__Task objective__
Transcribe every line, keeping it exact.

__Source data__
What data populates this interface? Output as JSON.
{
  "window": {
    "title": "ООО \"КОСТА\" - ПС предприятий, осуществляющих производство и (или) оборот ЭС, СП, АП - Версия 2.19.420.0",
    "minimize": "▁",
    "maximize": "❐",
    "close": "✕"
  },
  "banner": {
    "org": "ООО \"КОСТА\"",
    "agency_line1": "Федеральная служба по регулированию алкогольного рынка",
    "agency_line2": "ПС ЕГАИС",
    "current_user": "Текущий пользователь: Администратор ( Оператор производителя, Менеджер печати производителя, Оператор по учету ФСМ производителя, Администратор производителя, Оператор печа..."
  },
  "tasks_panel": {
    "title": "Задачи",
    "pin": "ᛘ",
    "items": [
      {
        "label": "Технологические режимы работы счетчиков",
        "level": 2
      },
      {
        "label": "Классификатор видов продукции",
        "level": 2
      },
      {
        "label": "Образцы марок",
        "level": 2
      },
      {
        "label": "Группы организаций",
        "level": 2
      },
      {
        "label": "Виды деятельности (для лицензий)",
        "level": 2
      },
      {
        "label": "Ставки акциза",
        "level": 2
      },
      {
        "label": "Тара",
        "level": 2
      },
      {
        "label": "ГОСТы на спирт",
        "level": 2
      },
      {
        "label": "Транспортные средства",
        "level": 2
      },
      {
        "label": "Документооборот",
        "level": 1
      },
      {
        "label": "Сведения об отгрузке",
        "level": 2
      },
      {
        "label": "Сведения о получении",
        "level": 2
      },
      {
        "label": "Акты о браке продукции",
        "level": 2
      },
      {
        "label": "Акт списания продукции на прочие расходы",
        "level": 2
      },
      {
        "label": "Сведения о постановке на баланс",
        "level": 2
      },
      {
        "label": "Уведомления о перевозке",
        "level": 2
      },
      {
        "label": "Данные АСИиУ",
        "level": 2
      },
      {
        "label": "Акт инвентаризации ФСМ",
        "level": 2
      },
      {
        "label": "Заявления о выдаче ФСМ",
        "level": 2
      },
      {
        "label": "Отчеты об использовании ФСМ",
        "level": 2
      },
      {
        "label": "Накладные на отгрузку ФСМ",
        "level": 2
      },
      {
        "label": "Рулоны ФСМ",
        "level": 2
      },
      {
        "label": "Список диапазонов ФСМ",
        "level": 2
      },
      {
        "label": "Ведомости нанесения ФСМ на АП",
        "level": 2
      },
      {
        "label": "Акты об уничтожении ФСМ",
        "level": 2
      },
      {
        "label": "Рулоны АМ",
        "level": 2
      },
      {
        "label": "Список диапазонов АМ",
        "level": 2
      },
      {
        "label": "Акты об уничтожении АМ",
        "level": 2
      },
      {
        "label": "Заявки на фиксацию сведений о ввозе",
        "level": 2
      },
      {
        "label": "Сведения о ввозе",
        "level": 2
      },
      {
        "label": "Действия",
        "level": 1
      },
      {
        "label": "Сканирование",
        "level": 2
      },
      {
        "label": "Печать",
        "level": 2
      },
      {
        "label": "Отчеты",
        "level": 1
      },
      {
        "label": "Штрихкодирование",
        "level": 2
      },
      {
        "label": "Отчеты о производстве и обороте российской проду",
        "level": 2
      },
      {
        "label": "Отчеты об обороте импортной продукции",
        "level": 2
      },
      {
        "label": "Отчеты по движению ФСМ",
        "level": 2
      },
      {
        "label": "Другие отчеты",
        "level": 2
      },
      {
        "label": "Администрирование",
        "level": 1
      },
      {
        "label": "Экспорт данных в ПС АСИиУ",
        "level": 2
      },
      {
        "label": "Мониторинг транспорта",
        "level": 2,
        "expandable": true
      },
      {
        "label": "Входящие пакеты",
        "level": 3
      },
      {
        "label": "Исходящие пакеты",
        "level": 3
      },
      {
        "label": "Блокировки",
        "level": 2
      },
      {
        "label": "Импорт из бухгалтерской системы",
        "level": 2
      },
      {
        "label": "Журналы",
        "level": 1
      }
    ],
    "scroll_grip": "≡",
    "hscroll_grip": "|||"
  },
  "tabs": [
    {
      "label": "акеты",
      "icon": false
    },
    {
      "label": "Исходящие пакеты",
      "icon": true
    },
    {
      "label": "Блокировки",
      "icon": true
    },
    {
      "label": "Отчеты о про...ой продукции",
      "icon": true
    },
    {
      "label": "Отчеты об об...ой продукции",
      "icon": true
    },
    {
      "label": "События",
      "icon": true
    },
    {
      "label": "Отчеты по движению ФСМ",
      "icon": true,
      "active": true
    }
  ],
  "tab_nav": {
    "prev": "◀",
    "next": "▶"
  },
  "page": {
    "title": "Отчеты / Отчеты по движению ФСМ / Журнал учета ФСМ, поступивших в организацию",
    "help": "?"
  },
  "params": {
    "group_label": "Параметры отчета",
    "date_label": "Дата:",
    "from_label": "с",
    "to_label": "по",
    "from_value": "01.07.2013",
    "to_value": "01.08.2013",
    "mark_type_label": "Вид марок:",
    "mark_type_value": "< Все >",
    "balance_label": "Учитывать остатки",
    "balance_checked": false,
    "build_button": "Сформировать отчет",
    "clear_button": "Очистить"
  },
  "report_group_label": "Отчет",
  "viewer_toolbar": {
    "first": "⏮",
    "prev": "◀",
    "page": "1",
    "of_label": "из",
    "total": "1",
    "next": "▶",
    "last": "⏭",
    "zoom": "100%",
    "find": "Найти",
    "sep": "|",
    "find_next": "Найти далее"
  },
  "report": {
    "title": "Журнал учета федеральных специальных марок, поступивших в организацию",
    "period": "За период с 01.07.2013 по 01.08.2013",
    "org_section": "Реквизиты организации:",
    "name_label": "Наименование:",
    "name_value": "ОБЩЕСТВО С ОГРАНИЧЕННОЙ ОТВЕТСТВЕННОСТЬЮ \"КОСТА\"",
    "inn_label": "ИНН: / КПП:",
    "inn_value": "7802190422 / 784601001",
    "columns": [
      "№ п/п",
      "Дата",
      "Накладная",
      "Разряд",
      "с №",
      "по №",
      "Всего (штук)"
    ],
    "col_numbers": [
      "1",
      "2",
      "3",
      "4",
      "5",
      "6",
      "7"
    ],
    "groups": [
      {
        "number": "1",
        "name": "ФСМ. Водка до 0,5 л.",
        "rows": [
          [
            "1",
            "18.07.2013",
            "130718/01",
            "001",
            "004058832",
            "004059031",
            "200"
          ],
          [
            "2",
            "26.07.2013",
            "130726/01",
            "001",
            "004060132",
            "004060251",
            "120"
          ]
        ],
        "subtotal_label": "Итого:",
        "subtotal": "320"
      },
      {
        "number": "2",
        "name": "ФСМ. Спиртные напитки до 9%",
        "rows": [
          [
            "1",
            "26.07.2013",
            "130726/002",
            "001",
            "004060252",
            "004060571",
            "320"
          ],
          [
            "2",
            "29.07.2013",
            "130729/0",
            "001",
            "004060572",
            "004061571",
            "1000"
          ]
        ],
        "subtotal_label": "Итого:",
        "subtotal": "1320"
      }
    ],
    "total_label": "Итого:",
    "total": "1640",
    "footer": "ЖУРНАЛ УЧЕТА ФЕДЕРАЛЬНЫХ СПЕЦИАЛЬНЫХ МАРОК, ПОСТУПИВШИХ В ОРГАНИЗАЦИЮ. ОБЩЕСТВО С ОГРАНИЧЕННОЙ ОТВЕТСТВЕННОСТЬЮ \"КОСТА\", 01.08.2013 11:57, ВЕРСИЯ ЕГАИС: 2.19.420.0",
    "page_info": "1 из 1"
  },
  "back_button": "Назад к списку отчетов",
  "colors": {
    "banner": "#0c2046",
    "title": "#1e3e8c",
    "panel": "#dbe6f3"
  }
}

__Result of this task__
What data populates this interface? Output as JSON.
{
  "window": {
    "title": "ООО \"КОСТА\" - ПС предприятий, осуществляющих производство и (или) оборот ЭС, СП, АП - Версия 2.19.420.0",
    "minimize": "▁",
    "maximize": "❐",
    "close": "✕"
  },
  "banner": {
    "org": "ООО \"КОСТА\"",
    "agency_line1": "Федеральная служба по регулированию алкогольного рынка",
    "agency_line2": "ПС ЕГАИС",
    "current_user": "Текущий пользователь: Администратор ( Оператор производителя, Менеджер печати производителя, Оператор по учету ФСМ производителя, Администратор производителя, Оператор печа..."
  },
  "tasks_panel": {
    "title": "Задачи",
    "pin": "ᛘ",
    "items": [
      {
        "label": "Технологические режимы работы счетчиков",
        "level": 2
      },
      {
        "label": "Классификатор видов продукции",
        "level": 2
      },
      {
        "label": "Образцы марок",
        "level": 2
      },
      {
        "label": "Группы организаций",
        "level": 2
      },
      {
        "label": "Виды деятельности (для лицензий)",
        "level": 2
      },
      {
        "label": "Ставки акциза",
        "level": 2
      },
      {
        "label": "Тара",
        "level": 2
      },
      {
        "label": "ГОСТы на спирт",
        "level": 2
      },
      {
        "label": "Транспортные средства",
        "level": 2
      },
      {
        "label": "Документооборот",
        "level": 1
      },
      {
        "label": "Сведения об отгрузке",
        "level": 2
      },
      {
        "label": "Сведения о получении",
        "level": 2
      },
      {
        "label": "Акты о браке продукции",
        "level": 2
      },
      {
        "label": "Акт списания продукции на прочие расходы",
        "level": 2
      },
      {
        "label": "Сведения о постановке на баланс",
        "level": 2
      },
      {
        "label": "Уведомления о перевозке",
        "level": 2
      },
      {
        "label": "Данные АСИиУ",
        "level": 2
      },
      {
        "label": "Акт инвентаризации ФСМ",
        "level": 2
      },
      {
        "label": "Заявления о выдаче ФСМ",
        "level": 2
      },
      {
        "label": "Отчеты об использовании ФСМ",
        "level": 2
      },
      {
        "label": "Накладные на отгрузку ФСМ",
        "level": 2
      },
      {
        "label": "Рулоны ФСМ",
        "level": 2
      },
      {
        "label": "Список диапазонов ФСМ",
        "level": 2
      },
      {
        "label": "Ведомости нанесения ФСМ на АП",
        "level": 2
      },
      {
        "label": "Акты об уничтожении ФСМ",
        "level": 2
      },
      {
        "label": "Рулоны АМ",
        "level": 2
      },
      {
        "label": "Список диапазонов АМ",
        "level": 2
      },
      {
        "label": "Акты об уничтожении АМ",
        "level": 2
      },
      {
        "label": "Заявки на фиксацию сведений о ввозе",
        "level": 2
      },
      {
        "label": "Сведения о ввозе",
        "level": 2
      },
      {
        "label": "Действия",
        "level": 1
      },
      {
        "label": "Сканирование",
        "level": 2
      },
      {
        "label": "Печать",
        "level": 2
      },
      {
        "label": "Отчеты",
        "level": 1
      },
      {
        "label": "Штрихкодирование",
        "level": 2
      },
      {
        "label": "Отчеты о производстве и обороте российской проду",
        "level": 2
      },
      {
        "label": "Отчеты об обороте импортной продукции",
        "level": 2
      },
      {
        "label": "Отчеты по движению ФСМ",
        "level": 2
      },
      {
        "label": "Другие отчеты",
        "level": 2
      },
      {
        "label": "Администрирование",
        "level": 1
      },
      {
        "label": "Экспорт данных в ПС АСИиУ",
        "level": 2
      },
      {
        "label": "Мониторинг транспорта",
        "level": 2,
        "expandable": true
      },
      {
        "label": "Входящие пакеты",
        "level": 3
      },
      {
        "label": "Исходящие пакеты",
        "level": 3
      },
      {
        "label": "Блокировки",
        "level": 2
      },
      {
        "label": "Импорт из бухгалтерской системы",
        "level": 2
      },
      {
        "label": "Журналы",
        "level": 1
      }
    ],
    "scroll_grip": "≡",
    "hscroll_grip": "|||"
  },
  "tabs": [
    {
      "label": "акеты",
      "icon": false
    },
    {
      "label": "Исходящие пакеты",
      "icon": true
    },
    {
      "label": "Блокировки",
      "icon": true
    },
    {
      "label": "Отчеты о про...ой продукции",
      "icon": true
    },
    {
      "label": "Отчеты об об...ой продукции",
      "icon": true
    },
    {
      "label": "События",
      "icon": true
    },
    {
      "label": "Отчеты по движению ФСМ",
      "icon": true,
      "active": true
    }
  ],
  "tab_nav": {
    "prev": "◀",
    "next": "▶"
  },
  "page": {
    "title": "Отчеты / Отчеты по движению ФСМ / Журнал учета ФСМ, поступивших в организацию",
    "help": "?"
  },
  "params": {
    "group_label": "Параметры отчета",
    "date_label": "Дата:",
    "from_label": "с",
    "to_label": "по",
    "from_value": "01.07.2013",
    "to_value": "01.08.2013",
    "mark_type_label": "Вид марок:",
    "mark_type_value": "< Все >",
    "balance_label": "Учитывать остатки",
    "balance_checked": false,
    "build_button": "Сформировать отчет",
    "clear_button": "Очистить"
  },
  "report_group_label": "Отчет",
  "viewer_toolbar": {
    "first": "⏮",
    "prev": "◀",
    "page": "1",
    "of_label": "из",
    "total": "1",
    "next": "▶",
    "last": "⏭",
    "zoom": "100%",
    "find": "Найти",
    "sep": "|",
    "find_next": "Найти далее"
  },
  "report": {
    "title": "Журнал учета федеральных специальных марок, поступивших в организацию",
    "period": "За период с 01.07.2013 по 01.08.2013",
    "org_section": "Реквизиты организации:",
    "name_label": "Наименование:",
    "name_value": "ОБЩЕСТВО С ОГРАНИЧЕННОЙ ОТВЕТСТВЕННОСТЬЮ \"КОСТА\"",
    "inn_label": "ИНН: / КПП:",
    "inn_value": "7802190422 / 784601001",
    "columns": [
      "№ п/п",
      "Дата",
      "Накладная",
      "Разряд",
      "с №",
      "по №",
      "Всего (штук)"
    ],
    "col_numbers": [
      "1",
      "2",
      "3",
      "4",
      "5",
      "6",
      "7"
    ],
    "groups": [
      {
        "number": "1",
        "name": "ФСМ. Водка до 0,5 л.",
        "rows": [
          [
            "1",
            "18.07.2013",
            "130718/01",
            "001",
            "004058832",
            "004059031",
            "200"
          ],
          [
            "2",
            "26.07.2013",
            "130726/01",
            "001",
            "004060132",
            "004060251",
            "120"
          ]
        ],
        "subtotal_label": "Итого:",
        "subtotal": "320"
      },
      {
        "number": "2",
        "name": "ФСМ. Спиртные напитки до 9%",
        "rows": [
          [
            "1",
            "26.07.2013",
            "130726/002",
            "001",
            "004060252",
            "004060571",
            "320"
          ],
          [
            "2",
            "29.07.2013",
            "130729/0",
            "001",
            "004060572",
            "004061571",
            "1000"
          ]
        ],
        "subtotal_label": "Итого:",
        "subtotal": "1320"
      }
    ],
    "total_label": "Итого:",
    "total": "1640",
    "footer": "ЖУРНАЛ УЧЕТА ФЕДЕРАЛЬНЫХ СПЕЦИАЛЬНЫХ МАРОК, ПОСТУПИВШИХ В ОРГАНИЗАЦИЮ. ОБЩЕСТВО С ОГРАНИЧЕННОЙ ОТВЕТСТВЕННОСТЬЮ \"КОСТА\", 01.08.2013 11:57, ВЕРСИЯ ЕГАИС: 2.19.420.0",
    "page_info": "1 из 1"
  },
  "back_button": "Назад к списку отчетов",
  "colors": {
    "banner": "#0c2046",
    "title": "#1e3e8c",
    "panel": "#dbe6f3"
  }
}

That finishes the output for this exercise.